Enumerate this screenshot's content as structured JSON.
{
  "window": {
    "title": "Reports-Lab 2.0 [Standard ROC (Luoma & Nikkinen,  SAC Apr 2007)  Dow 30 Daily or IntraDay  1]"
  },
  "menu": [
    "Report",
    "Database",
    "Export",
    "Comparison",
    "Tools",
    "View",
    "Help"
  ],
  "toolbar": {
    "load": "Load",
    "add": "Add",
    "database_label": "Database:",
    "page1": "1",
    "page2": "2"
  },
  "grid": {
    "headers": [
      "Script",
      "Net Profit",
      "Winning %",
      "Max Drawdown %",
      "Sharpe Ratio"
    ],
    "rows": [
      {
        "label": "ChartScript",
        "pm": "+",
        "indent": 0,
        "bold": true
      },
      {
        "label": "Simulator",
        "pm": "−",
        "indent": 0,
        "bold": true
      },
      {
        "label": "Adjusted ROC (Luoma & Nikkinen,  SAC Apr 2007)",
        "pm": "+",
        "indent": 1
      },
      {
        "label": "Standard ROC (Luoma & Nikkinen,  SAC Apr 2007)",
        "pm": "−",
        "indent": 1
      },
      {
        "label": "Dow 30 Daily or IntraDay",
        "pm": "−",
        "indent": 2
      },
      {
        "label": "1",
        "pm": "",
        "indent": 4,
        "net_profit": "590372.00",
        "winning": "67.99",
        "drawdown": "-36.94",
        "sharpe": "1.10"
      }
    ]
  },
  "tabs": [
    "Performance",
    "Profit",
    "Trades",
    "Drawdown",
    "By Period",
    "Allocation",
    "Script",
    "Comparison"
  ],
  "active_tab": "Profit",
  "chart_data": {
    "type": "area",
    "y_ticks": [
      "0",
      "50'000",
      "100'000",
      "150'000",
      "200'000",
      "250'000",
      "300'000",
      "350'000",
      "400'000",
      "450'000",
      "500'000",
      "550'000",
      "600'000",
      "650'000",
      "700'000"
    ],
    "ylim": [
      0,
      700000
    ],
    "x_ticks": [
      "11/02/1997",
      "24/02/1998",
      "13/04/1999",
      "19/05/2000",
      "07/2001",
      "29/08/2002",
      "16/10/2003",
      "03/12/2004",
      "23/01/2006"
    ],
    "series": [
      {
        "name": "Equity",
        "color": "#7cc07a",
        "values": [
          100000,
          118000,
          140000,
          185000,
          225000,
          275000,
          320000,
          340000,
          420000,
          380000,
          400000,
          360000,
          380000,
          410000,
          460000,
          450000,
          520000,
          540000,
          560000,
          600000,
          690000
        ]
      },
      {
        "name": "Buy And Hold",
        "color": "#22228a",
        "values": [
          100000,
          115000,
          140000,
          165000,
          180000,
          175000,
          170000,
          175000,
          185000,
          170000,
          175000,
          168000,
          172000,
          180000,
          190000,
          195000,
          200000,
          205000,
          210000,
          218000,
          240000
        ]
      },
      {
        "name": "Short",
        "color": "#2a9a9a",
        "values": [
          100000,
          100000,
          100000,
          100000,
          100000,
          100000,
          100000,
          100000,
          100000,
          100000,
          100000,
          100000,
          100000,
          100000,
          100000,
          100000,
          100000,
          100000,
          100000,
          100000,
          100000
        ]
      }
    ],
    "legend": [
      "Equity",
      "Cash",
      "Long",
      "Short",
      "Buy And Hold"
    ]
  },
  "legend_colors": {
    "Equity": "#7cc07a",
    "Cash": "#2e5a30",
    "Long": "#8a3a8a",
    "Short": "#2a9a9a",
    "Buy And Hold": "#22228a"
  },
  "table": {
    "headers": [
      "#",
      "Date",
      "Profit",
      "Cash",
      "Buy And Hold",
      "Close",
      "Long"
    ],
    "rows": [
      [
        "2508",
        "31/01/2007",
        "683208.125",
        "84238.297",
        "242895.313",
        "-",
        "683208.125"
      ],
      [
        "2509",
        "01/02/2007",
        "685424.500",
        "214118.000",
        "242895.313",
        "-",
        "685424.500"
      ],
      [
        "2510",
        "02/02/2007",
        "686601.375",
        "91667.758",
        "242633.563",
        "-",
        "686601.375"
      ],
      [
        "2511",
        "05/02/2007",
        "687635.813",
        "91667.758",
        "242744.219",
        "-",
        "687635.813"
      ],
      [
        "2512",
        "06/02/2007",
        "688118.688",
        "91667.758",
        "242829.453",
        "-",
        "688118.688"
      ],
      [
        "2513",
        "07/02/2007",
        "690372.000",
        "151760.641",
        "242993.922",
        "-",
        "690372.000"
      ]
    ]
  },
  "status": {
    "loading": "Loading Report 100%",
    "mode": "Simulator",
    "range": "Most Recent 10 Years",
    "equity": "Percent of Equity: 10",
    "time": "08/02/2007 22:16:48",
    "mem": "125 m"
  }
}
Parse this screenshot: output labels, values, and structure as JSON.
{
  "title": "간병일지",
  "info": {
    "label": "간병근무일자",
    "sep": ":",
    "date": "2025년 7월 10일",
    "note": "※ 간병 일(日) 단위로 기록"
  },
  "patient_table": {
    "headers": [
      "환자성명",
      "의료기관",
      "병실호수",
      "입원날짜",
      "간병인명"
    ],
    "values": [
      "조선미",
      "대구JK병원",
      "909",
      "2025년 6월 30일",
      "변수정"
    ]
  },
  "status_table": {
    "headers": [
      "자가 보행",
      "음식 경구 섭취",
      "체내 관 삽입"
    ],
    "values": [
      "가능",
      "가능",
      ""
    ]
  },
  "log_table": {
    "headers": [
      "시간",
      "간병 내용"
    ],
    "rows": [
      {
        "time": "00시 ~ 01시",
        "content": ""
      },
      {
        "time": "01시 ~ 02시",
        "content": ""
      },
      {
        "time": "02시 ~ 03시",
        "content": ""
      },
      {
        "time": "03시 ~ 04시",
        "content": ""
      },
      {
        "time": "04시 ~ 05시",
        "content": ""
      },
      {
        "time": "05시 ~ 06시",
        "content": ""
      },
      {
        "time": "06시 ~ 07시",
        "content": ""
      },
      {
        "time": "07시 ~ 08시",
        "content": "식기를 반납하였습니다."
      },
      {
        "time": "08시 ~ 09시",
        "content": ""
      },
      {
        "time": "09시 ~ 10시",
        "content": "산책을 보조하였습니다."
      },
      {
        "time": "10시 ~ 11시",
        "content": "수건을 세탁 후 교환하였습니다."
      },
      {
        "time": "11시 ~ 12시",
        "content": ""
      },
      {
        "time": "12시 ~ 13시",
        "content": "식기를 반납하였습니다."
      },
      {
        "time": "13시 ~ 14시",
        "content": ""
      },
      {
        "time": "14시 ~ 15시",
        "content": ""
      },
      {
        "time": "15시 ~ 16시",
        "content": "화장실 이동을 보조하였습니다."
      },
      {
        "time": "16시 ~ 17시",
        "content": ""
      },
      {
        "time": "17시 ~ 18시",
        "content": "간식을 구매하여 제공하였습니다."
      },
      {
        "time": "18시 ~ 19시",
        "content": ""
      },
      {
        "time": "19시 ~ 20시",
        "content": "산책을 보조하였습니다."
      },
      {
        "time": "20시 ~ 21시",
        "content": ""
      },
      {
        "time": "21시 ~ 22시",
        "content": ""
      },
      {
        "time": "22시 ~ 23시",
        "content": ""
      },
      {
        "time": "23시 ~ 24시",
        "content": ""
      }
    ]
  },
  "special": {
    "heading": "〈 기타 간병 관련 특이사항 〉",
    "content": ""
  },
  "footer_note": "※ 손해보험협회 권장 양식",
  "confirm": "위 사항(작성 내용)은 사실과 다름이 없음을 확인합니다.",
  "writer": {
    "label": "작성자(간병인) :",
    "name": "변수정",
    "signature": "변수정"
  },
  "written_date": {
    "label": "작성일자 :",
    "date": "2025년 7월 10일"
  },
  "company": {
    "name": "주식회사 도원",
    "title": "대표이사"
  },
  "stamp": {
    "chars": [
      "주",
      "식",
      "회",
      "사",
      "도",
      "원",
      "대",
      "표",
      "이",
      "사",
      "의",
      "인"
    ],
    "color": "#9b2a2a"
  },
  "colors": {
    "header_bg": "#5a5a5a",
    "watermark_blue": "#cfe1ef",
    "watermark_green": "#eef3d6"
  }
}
□ □ □ □ □
Problem statement ▸ From the records, copy every line that has the string "Luoma" in it.

Solution to this problem ▸
    "title": "Reports-Lab 2.0 [Standard ROC (Luoma & Nikkinen,  SAC Apr 2007)  Dow 30 Daily or IntraDay  1]"
        "label": "Adjusted ROC (Luoma & Nikkinen,  SAC Apr 2007)",
        "label": "Standard ROC (Luoma & Nikkinen,  SAC Apr 2007)",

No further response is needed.